◆ EXERCISE REQUIREMENTS
Check every line below for the word "name" and copy the ones that have it.

(Figure collection entries)
_ _ _ _ _

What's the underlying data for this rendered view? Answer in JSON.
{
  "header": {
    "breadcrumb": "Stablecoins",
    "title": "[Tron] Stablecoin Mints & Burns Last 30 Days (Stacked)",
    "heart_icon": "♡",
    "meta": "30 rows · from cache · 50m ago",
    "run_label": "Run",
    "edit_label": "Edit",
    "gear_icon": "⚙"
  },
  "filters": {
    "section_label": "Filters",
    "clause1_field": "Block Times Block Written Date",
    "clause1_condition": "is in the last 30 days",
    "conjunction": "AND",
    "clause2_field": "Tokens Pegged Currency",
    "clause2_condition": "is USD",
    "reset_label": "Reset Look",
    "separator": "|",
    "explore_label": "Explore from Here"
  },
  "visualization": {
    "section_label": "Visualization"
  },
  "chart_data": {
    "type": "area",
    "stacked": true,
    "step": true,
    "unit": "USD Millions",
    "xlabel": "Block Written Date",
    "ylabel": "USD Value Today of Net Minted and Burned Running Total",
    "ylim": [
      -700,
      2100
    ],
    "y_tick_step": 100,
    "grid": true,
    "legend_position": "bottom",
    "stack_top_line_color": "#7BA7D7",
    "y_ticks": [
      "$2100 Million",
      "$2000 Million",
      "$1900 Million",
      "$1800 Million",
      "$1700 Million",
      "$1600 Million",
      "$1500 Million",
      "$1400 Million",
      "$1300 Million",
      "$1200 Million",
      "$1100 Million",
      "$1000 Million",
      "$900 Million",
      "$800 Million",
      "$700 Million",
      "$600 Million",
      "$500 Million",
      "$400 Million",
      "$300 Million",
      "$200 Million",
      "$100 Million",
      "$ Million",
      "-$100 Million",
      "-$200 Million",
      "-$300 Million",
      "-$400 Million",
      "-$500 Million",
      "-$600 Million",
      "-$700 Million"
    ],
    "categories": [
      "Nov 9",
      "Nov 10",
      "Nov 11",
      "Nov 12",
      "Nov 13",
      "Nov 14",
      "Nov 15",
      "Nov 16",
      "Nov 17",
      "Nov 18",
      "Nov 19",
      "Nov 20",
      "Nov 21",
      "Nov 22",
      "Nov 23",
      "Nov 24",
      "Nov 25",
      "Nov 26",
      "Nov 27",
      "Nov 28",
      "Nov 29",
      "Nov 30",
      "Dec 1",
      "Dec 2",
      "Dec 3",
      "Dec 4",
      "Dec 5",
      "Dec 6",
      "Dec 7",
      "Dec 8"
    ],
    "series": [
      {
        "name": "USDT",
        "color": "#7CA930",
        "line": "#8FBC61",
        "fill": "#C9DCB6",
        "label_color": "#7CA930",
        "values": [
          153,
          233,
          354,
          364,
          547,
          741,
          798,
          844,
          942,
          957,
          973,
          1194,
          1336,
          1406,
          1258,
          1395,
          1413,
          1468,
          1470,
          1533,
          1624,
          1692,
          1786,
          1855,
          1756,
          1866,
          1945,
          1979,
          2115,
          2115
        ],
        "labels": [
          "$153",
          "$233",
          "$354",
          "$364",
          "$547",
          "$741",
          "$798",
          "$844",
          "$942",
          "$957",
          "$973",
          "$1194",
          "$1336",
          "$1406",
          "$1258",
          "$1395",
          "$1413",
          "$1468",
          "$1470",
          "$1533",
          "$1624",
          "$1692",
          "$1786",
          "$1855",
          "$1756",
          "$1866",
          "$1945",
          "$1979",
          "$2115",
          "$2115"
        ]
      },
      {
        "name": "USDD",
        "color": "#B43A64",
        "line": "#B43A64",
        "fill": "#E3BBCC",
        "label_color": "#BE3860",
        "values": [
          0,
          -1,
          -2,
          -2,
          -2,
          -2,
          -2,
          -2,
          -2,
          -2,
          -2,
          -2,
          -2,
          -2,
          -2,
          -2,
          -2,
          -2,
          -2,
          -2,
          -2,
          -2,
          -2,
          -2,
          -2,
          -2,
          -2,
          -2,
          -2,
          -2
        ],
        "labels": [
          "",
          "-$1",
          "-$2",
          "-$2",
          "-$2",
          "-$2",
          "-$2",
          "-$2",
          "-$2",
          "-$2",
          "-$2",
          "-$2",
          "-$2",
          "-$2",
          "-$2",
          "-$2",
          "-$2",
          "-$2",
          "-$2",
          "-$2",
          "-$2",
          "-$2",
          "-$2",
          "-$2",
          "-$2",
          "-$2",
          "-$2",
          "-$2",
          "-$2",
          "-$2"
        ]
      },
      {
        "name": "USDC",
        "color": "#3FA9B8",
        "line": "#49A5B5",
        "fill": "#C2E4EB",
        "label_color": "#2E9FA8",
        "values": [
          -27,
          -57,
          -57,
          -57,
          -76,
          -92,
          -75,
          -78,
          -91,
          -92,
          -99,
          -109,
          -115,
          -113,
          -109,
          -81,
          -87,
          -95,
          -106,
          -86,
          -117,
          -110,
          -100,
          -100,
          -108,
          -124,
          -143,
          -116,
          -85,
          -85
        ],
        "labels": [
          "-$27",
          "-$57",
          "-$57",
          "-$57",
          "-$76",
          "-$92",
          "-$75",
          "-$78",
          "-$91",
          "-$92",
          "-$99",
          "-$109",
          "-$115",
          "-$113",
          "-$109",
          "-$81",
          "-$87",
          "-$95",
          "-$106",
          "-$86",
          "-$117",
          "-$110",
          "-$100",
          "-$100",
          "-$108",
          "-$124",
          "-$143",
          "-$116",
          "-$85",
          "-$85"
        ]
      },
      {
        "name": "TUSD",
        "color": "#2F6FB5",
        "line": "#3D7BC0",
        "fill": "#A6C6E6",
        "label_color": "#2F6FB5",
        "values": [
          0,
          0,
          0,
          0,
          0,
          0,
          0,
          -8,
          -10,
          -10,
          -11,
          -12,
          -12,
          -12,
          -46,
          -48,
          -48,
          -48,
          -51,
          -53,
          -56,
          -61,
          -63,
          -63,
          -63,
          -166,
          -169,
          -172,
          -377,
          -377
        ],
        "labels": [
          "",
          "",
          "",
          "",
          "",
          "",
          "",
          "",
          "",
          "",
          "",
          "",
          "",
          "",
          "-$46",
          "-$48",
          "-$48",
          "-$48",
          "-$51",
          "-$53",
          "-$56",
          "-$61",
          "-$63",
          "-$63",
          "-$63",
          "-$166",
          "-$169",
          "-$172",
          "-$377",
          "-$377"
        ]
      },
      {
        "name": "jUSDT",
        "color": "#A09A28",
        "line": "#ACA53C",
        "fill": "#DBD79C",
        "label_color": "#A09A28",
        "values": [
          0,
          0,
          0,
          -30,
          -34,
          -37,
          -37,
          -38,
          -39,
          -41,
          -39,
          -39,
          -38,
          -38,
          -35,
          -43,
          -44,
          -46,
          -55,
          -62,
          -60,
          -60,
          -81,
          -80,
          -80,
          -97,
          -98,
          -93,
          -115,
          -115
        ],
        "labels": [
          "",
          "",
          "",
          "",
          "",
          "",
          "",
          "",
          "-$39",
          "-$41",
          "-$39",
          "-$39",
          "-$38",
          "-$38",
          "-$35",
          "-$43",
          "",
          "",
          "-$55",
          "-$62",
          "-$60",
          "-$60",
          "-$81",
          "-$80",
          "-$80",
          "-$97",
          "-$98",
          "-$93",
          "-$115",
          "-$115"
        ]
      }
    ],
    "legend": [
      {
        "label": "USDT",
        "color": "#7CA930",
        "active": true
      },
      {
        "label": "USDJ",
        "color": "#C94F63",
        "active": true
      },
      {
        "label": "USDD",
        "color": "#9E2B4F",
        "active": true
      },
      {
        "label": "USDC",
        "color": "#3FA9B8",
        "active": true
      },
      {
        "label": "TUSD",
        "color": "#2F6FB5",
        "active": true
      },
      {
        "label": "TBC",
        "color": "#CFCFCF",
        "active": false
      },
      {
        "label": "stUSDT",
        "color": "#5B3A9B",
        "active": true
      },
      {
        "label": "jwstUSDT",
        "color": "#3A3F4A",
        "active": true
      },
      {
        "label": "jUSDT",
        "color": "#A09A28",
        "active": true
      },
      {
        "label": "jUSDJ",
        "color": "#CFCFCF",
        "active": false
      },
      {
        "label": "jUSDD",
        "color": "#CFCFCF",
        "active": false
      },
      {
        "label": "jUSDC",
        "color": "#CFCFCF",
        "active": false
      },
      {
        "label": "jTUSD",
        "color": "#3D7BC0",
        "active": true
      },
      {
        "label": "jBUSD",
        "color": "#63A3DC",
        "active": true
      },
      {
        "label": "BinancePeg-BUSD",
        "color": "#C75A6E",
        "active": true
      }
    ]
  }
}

_ _ _ _ _

◆ OUTPUT FOR THIS TASK
        "name": "USDT",
        "name": "USDD",
        "name": "USDC",
        "name": "TUSD",
        "name": "jUSDT",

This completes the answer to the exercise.